# [WORK REQUEST]
Pull every line that includes the word "reset" from the data.

-------

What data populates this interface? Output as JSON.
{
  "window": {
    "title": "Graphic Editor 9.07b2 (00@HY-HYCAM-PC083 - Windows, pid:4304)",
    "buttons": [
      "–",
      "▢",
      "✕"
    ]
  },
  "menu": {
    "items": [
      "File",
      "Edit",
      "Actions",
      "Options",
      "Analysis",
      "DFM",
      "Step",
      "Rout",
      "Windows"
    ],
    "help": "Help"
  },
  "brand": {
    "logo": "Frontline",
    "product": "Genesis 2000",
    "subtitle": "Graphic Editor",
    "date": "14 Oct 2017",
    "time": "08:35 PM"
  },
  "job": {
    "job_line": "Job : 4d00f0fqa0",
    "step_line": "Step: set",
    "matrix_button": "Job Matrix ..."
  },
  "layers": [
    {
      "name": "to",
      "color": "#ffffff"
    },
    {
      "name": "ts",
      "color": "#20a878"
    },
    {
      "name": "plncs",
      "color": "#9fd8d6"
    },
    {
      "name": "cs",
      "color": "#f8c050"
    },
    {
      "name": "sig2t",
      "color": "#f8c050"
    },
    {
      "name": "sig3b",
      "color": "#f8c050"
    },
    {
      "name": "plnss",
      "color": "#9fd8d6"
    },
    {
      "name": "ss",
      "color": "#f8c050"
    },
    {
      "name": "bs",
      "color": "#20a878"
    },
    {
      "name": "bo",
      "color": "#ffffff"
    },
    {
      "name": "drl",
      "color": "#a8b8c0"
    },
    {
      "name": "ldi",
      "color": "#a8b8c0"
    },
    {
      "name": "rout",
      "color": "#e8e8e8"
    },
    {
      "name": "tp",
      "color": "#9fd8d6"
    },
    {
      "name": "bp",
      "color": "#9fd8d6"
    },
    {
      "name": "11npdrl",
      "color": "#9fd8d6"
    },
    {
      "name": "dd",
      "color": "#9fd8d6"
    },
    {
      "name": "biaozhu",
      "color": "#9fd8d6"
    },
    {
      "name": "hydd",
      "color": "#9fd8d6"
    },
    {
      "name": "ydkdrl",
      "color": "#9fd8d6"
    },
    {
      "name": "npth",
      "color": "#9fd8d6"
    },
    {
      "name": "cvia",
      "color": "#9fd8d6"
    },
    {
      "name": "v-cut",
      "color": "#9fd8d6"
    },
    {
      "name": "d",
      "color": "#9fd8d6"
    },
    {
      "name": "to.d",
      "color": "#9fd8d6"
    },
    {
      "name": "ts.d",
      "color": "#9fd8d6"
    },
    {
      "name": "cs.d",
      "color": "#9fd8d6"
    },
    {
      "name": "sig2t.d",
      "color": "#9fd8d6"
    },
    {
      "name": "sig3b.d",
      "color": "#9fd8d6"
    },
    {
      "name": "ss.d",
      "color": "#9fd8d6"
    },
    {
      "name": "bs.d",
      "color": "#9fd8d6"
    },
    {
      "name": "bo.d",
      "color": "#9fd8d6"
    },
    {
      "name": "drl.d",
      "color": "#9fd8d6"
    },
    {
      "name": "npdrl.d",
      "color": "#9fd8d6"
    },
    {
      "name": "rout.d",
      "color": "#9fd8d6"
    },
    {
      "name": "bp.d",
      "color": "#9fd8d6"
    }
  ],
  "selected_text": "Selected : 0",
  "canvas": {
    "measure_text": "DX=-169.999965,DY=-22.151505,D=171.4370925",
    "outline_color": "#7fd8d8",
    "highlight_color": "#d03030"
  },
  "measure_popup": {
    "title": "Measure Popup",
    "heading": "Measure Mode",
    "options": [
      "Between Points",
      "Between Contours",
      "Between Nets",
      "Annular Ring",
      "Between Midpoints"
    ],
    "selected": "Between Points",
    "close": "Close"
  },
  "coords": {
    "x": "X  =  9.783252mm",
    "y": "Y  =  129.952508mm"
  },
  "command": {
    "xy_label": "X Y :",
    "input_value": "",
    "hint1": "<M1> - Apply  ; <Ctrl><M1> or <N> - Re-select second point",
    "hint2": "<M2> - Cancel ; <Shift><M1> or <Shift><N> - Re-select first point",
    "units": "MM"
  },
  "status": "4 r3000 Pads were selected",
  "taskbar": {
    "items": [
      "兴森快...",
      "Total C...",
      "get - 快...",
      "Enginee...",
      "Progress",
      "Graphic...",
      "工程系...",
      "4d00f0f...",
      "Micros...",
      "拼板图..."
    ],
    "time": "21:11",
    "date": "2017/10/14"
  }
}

-------

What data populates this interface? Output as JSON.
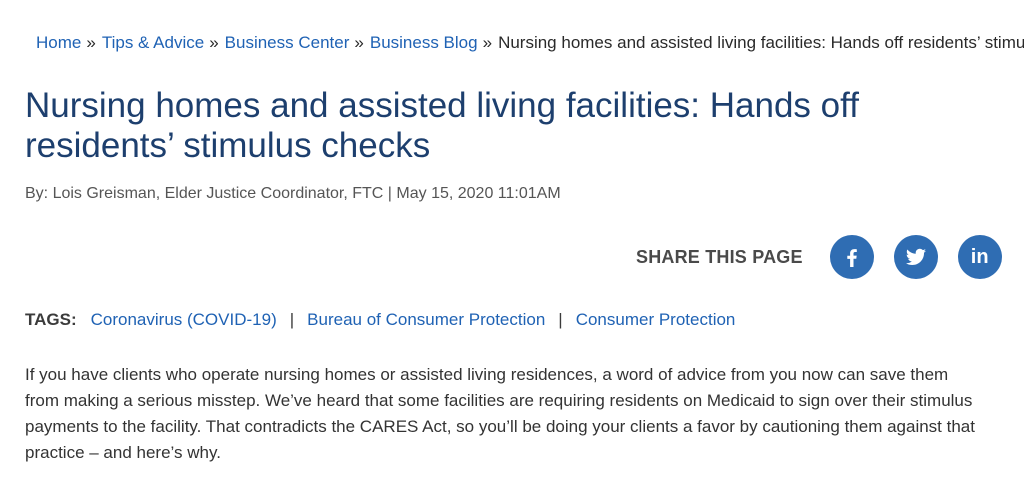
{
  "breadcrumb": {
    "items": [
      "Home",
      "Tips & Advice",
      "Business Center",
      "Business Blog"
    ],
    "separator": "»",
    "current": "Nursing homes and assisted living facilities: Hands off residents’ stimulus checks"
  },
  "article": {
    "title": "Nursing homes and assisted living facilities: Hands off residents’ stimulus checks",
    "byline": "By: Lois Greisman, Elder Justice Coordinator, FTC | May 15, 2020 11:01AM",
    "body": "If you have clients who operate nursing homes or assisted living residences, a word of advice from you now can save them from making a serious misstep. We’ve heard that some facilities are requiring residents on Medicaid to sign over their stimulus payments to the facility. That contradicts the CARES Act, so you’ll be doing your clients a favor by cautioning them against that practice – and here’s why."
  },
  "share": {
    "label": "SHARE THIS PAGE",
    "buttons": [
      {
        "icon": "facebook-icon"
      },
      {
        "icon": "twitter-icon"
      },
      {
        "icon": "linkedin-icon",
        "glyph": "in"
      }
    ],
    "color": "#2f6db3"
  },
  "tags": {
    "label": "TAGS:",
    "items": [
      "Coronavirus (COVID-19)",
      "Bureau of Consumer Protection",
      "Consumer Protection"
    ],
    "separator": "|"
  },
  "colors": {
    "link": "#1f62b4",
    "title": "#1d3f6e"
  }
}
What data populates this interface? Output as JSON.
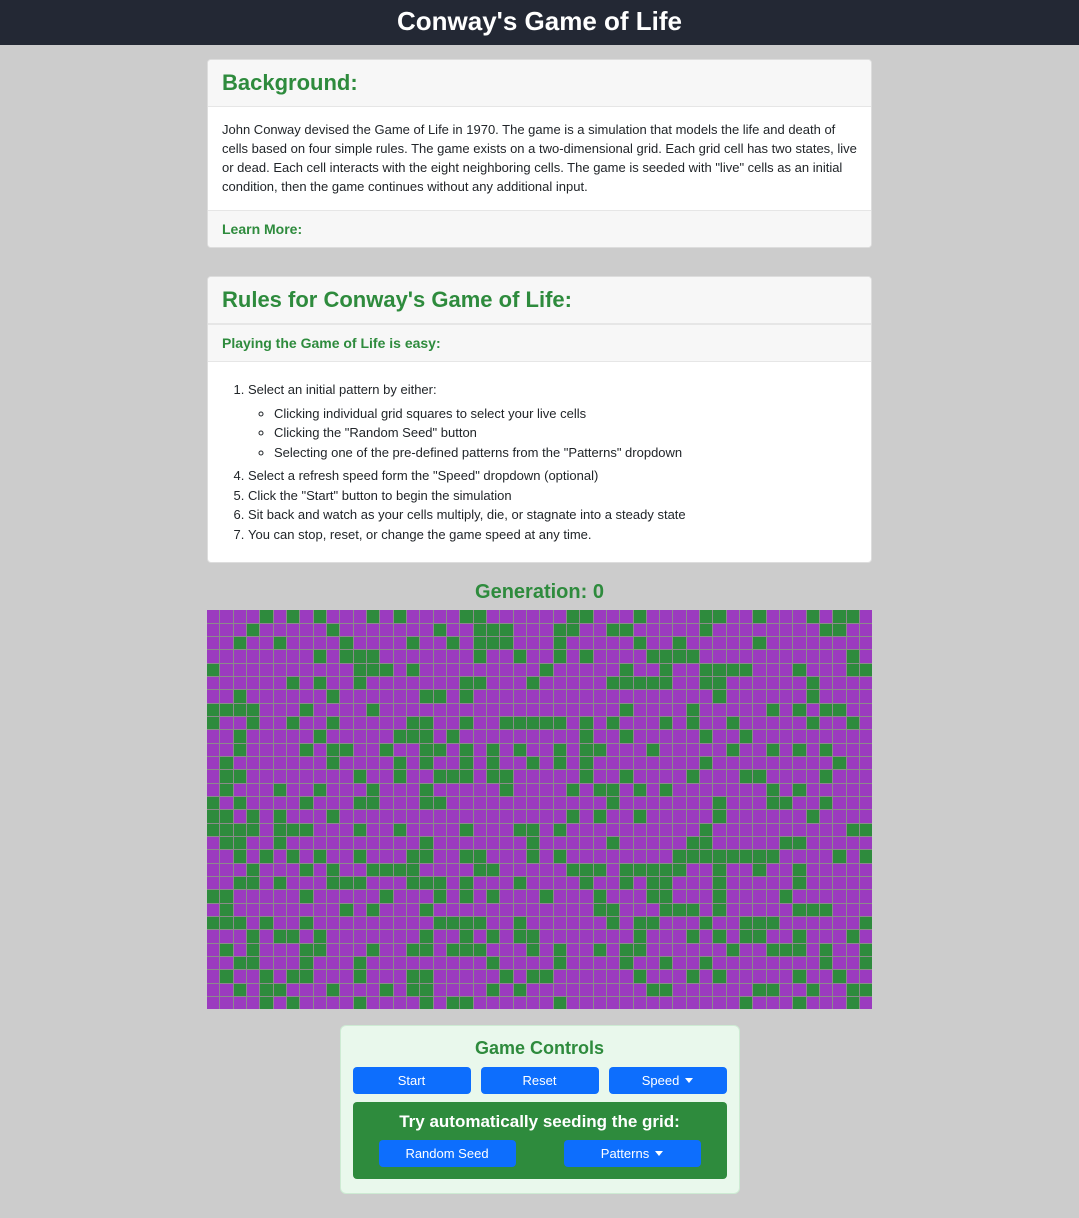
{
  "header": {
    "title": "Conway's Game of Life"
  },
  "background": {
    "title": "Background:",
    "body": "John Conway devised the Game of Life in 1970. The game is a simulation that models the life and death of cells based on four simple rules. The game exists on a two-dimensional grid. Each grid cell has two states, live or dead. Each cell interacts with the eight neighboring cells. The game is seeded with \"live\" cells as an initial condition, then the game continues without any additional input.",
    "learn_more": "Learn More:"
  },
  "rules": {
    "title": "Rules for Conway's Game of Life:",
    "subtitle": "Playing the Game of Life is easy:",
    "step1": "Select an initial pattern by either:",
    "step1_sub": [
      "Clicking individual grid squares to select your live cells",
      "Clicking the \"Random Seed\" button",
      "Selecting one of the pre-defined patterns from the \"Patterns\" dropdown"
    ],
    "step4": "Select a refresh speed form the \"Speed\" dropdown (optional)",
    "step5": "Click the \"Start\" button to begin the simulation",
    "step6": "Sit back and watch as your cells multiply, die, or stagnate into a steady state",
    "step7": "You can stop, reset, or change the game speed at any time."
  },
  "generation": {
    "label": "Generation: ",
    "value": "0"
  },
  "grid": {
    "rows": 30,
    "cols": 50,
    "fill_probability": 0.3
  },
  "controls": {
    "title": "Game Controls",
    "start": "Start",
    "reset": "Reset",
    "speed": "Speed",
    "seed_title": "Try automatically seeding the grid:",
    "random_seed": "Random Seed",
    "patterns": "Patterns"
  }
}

-------

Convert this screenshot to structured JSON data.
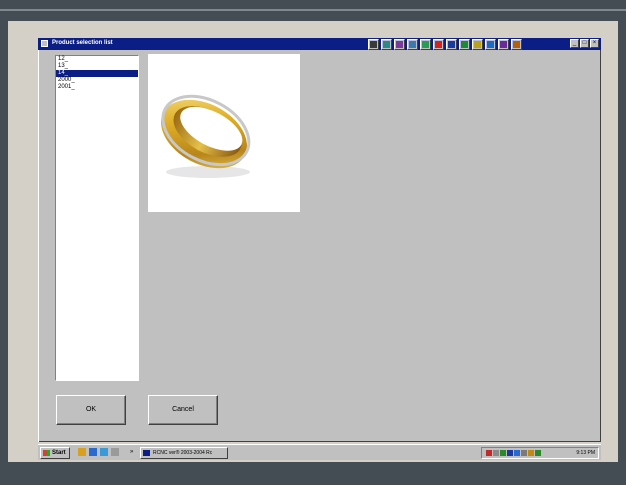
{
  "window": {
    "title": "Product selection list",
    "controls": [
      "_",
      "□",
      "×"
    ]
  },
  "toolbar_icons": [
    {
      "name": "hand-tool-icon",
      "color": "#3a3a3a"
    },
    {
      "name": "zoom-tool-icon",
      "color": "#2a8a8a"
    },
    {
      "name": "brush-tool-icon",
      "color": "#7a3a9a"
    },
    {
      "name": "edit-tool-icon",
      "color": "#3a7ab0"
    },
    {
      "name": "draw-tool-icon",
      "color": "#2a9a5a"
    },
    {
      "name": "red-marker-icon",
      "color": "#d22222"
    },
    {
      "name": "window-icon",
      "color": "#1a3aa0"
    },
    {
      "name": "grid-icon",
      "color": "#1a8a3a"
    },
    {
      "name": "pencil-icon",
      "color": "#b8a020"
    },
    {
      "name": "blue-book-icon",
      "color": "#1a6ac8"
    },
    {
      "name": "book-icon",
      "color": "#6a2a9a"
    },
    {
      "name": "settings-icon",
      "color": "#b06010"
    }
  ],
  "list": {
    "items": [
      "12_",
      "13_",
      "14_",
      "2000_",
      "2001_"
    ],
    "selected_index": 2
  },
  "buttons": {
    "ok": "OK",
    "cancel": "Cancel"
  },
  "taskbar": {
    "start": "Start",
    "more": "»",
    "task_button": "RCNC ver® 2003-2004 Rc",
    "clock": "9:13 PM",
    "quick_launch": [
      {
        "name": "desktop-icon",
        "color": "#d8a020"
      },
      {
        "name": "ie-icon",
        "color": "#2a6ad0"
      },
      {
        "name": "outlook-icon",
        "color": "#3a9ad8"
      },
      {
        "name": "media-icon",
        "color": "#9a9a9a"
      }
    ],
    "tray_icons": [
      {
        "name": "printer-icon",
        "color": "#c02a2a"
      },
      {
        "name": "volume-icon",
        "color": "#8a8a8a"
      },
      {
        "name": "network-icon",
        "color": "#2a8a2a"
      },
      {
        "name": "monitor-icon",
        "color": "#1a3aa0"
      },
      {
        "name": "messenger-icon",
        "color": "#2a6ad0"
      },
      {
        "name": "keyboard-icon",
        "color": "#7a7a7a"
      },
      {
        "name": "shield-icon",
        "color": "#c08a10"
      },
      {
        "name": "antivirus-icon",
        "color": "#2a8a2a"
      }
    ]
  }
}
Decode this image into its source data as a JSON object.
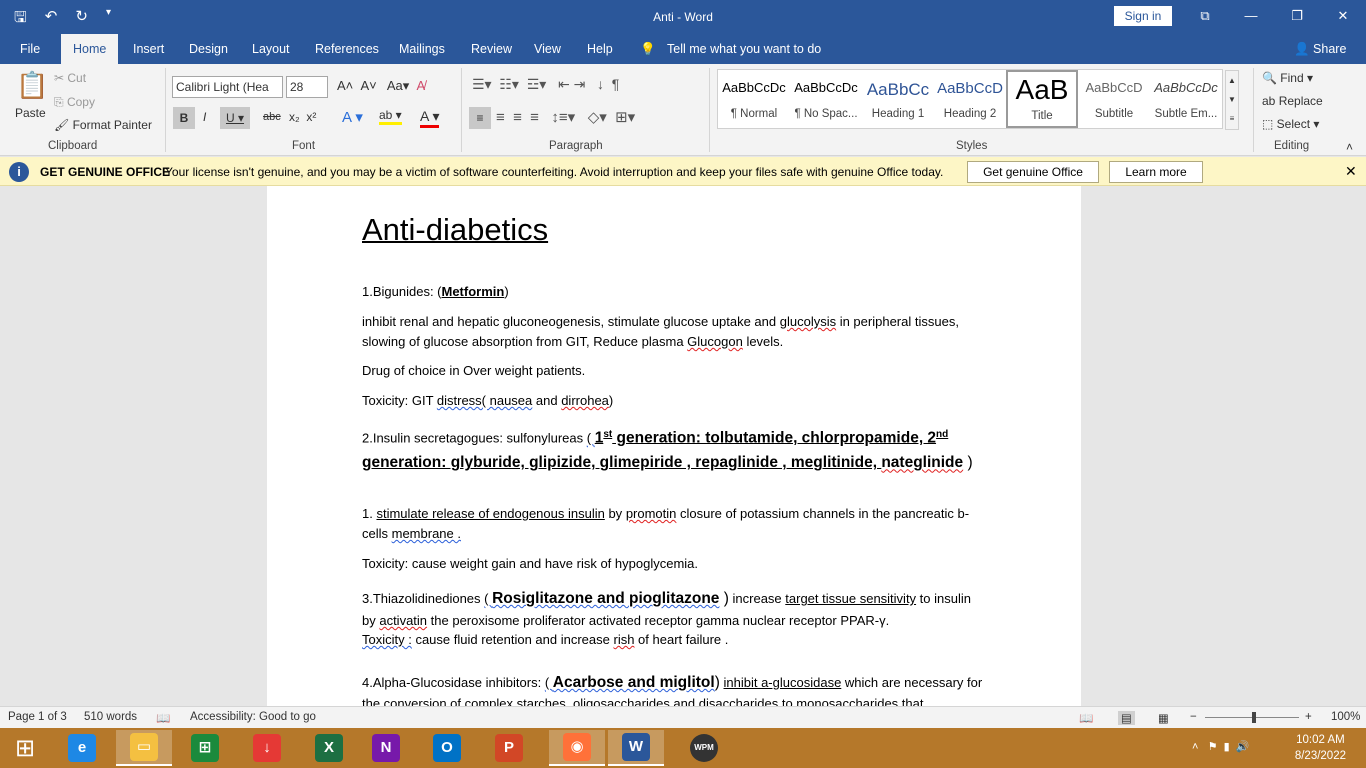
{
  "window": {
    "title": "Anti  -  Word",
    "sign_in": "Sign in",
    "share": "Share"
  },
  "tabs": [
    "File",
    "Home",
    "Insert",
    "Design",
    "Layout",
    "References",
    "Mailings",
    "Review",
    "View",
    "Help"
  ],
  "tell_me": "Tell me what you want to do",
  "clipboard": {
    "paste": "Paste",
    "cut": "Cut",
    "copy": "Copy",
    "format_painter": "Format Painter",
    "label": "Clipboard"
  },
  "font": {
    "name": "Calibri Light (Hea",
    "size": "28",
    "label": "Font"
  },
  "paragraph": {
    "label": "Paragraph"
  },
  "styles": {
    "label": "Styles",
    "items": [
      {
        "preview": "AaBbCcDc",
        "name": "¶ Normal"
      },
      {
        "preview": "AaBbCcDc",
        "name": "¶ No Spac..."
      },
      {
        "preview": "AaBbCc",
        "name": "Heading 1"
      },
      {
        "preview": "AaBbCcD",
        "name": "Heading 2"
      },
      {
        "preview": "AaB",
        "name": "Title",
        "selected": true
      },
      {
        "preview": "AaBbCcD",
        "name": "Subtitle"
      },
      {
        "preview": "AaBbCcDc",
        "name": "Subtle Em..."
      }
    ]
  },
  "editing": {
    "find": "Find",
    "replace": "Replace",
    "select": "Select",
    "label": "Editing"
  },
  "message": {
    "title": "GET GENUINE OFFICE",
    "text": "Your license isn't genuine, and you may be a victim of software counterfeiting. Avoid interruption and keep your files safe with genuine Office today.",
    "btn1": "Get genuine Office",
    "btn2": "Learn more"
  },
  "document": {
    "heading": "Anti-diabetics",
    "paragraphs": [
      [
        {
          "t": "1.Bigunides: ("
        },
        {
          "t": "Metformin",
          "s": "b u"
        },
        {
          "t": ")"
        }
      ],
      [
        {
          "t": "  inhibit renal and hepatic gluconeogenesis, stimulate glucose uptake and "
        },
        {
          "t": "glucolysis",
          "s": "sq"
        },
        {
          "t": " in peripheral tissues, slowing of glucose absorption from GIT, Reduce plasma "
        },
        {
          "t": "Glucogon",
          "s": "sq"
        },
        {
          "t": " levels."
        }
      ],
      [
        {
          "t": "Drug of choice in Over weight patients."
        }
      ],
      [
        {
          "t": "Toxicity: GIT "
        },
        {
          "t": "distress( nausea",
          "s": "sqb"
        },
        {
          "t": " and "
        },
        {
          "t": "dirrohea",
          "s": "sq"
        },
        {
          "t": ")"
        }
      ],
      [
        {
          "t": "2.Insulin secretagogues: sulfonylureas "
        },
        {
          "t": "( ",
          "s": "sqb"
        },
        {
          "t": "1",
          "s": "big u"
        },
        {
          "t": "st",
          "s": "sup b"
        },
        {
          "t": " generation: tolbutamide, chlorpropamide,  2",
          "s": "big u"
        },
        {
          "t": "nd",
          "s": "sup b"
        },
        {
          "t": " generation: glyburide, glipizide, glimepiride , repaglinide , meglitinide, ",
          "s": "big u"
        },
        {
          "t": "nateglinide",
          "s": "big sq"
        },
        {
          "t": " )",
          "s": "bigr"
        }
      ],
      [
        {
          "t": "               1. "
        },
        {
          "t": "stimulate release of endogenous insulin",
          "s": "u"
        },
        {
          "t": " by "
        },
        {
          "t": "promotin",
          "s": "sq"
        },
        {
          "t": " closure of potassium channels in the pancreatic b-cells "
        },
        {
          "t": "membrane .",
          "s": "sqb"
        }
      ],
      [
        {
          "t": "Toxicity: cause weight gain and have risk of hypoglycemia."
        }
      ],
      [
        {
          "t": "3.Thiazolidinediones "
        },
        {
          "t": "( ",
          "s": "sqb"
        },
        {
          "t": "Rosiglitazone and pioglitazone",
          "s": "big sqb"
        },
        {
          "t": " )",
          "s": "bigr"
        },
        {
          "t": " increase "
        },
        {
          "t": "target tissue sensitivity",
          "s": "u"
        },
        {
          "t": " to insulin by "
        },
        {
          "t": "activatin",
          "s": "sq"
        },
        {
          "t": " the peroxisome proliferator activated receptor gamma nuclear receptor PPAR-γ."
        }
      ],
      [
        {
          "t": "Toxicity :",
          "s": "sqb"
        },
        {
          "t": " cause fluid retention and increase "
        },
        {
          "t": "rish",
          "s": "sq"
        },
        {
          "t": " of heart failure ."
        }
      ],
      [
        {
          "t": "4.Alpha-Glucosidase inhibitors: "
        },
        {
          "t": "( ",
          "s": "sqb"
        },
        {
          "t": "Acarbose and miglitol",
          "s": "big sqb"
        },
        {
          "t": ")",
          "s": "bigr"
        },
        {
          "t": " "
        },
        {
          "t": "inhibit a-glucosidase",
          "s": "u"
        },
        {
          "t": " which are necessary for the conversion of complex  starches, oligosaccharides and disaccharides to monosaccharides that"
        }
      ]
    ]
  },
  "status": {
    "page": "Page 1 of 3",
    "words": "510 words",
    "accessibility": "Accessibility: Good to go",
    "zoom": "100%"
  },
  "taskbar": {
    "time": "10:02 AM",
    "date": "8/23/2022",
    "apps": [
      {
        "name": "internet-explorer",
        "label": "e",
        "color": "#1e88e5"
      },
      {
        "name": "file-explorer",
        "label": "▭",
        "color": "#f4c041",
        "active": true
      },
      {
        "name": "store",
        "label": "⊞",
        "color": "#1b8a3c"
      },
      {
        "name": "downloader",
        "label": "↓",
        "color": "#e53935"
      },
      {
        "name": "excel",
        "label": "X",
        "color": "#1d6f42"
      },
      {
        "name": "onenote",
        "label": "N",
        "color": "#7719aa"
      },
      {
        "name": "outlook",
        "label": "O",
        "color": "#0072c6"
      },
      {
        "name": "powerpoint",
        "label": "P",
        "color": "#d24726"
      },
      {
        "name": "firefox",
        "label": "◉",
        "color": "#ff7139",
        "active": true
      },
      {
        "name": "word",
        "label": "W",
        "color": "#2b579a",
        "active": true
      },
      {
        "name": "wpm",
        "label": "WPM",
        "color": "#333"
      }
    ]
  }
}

-------

# [TASK OUTPUT]
    "step7": "You can stop, reset, or change the game speed at any time."
    "reset": "Reset",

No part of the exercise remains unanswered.